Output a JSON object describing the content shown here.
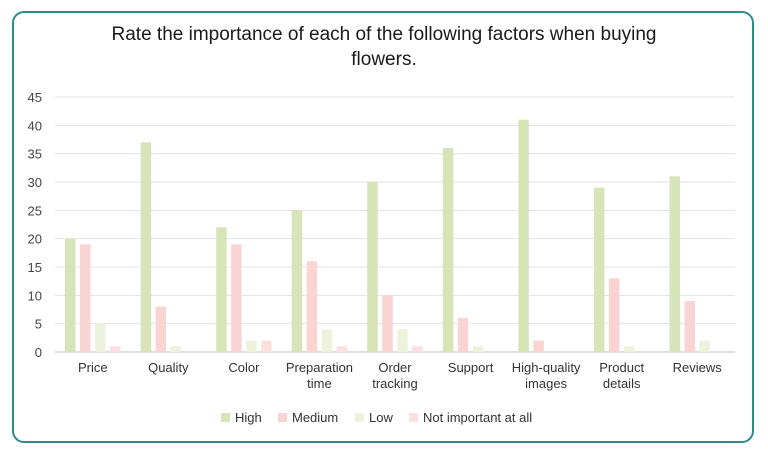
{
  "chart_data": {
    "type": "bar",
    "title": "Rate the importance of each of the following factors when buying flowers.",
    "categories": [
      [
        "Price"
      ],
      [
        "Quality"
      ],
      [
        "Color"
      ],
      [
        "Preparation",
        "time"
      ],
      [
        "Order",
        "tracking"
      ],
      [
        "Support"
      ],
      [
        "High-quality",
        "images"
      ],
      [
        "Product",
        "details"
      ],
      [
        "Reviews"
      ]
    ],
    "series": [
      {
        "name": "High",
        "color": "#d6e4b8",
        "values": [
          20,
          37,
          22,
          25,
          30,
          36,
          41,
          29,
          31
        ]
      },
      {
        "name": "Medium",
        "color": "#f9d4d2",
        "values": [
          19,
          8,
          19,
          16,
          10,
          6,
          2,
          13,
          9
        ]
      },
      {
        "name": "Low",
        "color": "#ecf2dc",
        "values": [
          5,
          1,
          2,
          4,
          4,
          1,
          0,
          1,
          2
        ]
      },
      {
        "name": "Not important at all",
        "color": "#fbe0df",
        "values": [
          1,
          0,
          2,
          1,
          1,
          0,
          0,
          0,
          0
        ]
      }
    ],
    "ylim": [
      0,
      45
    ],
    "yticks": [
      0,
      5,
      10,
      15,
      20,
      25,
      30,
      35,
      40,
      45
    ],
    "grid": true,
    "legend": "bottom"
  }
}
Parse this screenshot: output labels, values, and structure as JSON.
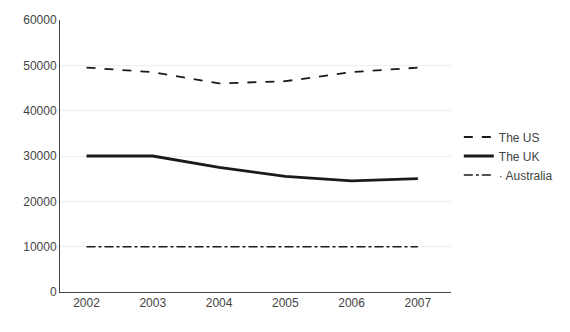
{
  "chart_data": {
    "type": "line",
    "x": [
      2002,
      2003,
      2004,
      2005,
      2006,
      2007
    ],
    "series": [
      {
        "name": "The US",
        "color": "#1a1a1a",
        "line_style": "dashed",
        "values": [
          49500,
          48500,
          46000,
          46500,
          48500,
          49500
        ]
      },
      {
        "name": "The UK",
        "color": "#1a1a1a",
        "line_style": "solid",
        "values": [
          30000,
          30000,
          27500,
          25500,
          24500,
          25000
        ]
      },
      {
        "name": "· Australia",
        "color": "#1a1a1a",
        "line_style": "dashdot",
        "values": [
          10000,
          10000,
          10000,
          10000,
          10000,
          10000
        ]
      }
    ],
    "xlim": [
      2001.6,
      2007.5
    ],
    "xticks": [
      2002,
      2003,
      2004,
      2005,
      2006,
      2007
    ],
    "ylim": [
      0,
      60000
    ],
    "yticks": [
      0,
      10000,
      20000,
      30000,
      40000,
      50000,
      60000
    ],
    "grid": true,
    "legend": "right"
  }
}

- - - -

> [Problem statement]: Print the full listing exactly, dropping the pictures.

> [Output]:
Output a JSON object describing the content shown here.
{
  "chart_data": {
    "type": "bar",
    "title": "Rate the importance of each of the following factors when buying flowers.",
    "categories": [
      [
        "Price"
      ],
      [
        "Quality"
      ],
      [
        "Color"
      ],
      [
        "Preparation",
        "time"
      ],
      [
        "Order",
        "tracking"
      ],
      [
        "Support"
      ],
      [
        "High-quality",
        "images"
      ],
      [
        "Product",
        "details"
      ],
      [
        "Reviews"
      ]
    ],
    "series": [
      {
        "name": "High",
        "color": "#d6e4b8",
        "values": [
          20,
          37,
          22,
          25,
          30,
          36,
          41,
          29,
          31
        ]
      },
      {
        "name": "Medium",
        "color": "#f9d4d2",
        "values": [
          19,
          8,
          19,
          16,
          10,
          6,
          2,
          13,
          9
        ]
      },
      {
        "name": "Low",
        "color": "#ecf2dc",
        "values": [
          5,
          1,
          2,
          4,
          4,
          1,
          0,
          1,
          2
        ]
      },
      {
        "name": "Not important at all",
        "color": "#fbe0df",
        "values": [
          1,
          0,
          2,
          1,
          1,
          0,
          0,
          0,
          0
        ]
      }
    ],
    "ylim": [
      0,
      45
    ],
    "yticks": [
      0,
      5,
      10,
      15,
      20,
      25,
      30,
      35,
      40,
      45
    ],
    "grid": true,
    "legend": "bottom"
  }
}
Parse this screenshot: output labels, values, and structure as JSON.
{
  "chart_data": {
    "type": "line",
    "x": [
      2002,
      2003,
      2004,
      2005,
      2006,
      2007
    ],
    "series": [
      {
        "name": "The US",
        "color": "#1a1a1a",
        "line_style": "dashed",
        "values": [
          49500,
          48500,
          46000,
          46500,
          48500,
          49500
        ]
      },
      {
        "name": "The UK",
        "color": "#1a1a1a",
        "line_style": "solid",
        "values": [
          30000,
          30000,
          27500,
          25500,
          24500,
          25000
        ]
      },
      {
        "name": "· Australia",
        "color": "#1a1a1a",
        "line_style": "dashdot",
        "values": [
          10000,
          10000,
          10000,
          10000,
          10000,
          10000
        ]
      }
    ],
    "xlim": [
      2001.6,
      2007.5
    ],
    "xticks": [
      2002,
      2003,
      2004,
      2005,
      2006,
      2007
    ],
    "ylim": [
      0,
      60000
    ],
    "yticks": [
      0,
      10000,
      20000,
      30000,
      40000,
      50000,
      60000
    ],
    "grid": true,
    "legend": "right"
  }
}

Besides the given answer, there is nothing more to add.